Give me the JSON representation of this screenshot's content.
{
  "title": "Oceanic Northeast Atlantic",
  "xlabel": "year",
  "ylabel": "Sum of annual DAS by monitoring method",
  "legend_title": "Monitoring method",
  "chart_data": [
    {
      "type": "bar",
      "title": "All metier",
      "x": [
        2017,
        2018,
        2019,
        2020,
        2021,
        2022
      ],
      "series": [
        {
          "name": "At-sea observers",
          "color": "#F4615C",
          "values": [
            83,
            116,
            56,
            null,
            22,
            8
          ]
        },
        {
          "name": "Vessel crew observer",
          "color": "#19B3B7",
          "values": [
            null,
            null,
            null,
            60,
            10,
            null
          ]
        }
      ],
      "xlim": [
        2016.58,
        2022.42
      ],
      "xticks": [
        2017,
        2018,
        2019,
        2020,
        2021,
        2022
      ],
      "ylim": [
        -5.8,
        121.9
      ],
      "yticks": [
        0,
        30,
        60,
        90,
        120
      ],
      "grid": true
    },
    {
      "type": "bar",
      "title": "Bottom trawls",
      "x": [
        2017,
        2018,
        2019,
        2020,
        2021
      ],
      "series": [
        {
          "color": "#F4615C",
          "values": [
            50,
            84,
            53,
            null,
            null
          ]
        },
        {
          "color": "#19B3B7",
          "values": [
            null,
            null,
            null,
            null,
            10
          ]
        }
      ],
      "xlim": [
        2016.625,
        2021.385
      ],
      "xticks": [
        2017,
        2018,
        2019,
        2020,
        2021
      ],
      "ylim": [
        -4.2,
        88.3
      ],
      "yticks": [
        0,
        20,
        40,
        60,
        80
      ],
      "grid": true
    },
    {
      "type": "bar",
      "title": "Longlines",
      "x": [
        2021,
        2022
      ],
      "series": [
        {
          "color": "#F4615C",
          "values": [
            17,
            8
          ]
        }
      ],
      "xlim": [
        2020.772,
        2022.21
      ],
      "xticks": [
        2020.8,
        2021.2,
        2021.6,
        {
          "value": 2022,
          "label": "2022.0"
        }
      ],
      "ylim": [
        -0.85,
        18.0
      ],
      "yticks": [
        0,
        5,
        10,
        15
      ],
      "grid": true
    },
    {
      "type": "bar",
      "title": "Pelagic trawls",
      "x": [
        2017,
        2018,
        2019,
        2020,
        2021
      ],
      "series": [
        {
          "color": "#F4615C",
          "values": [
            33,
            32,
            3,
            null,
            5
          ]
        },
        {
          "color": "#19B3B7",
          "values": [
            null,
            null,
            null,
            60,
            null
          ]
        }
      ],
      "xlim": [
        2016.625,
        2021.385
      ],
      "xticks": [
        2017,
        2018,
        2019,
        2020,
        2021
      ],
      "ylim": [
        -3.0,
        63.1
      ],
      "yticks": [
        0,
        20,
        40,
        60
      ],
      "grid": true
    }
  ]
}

Exercise directions - Please restate the data word for word, every record included.

Solution for this problem -
Give me the JSON representation of this screenshot's content.
{
  "title": "Oceanic Northeast Atlantic",
  "xlabel": "year",
  "ylabel": "Sum of annual DAS by monitoring method",
  "legend_title": "Monitoring method",
  "chart_data": [
    {
      "type": "bar",
      "title": "All metier",
      "x": [
        2017,
        2018,
        2019,
        2020,
        2021,
        2022
      ],
      "series": [
        {
          "name": "At-sea observers",
          "color": "#F4615C",
          "values": [
            83,
            116,
            56,
            null,
            22,
            8
          ]
        },
        {
          "name": "Vessel crew observer",
          "color": "#19B3B7",
          "values": [
            null,
            null,
            null,
            60,
            10,
            null
          ]
        }
      ],
      "xlim": [
        2016.58,
        2022.42
      ],
      "xticks": [
        2017,
        2018,
        2019,
        2020,
        2021,
        2022
      ],
      "ylim": [
        -5.8,
        121.9
      ],
      "yticks": [
        0,
        30,
        60,
        90,
        120
      ],
      "grid": true
    },
    {
      "type": "bar",
      "title": "Bottom trawls",
      "x": [
        2017,
        2018,
        2019,
        2020,
        2021
      ],
      "series": [
        {
          "color": "#F4615C",
          "values": [
            50,
            84,
            53,
            null,
            null
          ]
        },
        {
          "color": "#19B3B7",
          "values": [
            null,
            null,
            null,
            null,
            10
          ]
        }
      ],
      "xlim": [
        2016.625,
        2021.385
      ],
      "xticks": [
        2017,
        2018,
        2019,
        2020,
        2021
      ],
      "ylim": [
        -4.2,
        88.3
      ],
      "yticks": [
        0,
        20,
        40,
        60,
        80
      ],
      "grid": true
    },
    {
      "type": "bar",
      "title": "Longlines",
      "x": [
        2021,
        2022
      ],
      "series": [
        {
          "color": "#F4615C",
          "values": [
            17,
            8
          ]
        }
      ],
      "xlim": [
        2020.772,
        2022.21
      ],
      "xticks": [
        2020.8,
        2021.2,
        2021.6,
        {
          "value": 2022,
          "label": "2022.0"
        }
      ],
      "ylim": [
        -0.85,
        18.0
      ],
      "yticks": [
        0,
        5,
        10,
        15
      ],
      "grid": true
    },
    {
      "type": "bar",
      "title": "Pelagic trawls",
      "x": [
        2017,
        2018,
        2019,
        2020,
        2021
      ],
      "series": [
        {
          "color": "#F4615C",
          "values": [
            33,
            32,
            3,
            null,
            5
          ]
        },
        {
          "color": "#19B3B7",
          "values": [
            null,
            null,
            null,
            60,
            null
          ]
        }
      ],
      "xlim": [
        2016.625,
        2021.385
      ],
      "xticks": [
        2017,
        2018,
        2019,
        2020,
        2021
      ],
      "ylim": [
        -3.0,
        63.1
      ],
      "yticks": [
        0,
        20,
        40,
        60
      ],
      "grid": true
    }
  ]
}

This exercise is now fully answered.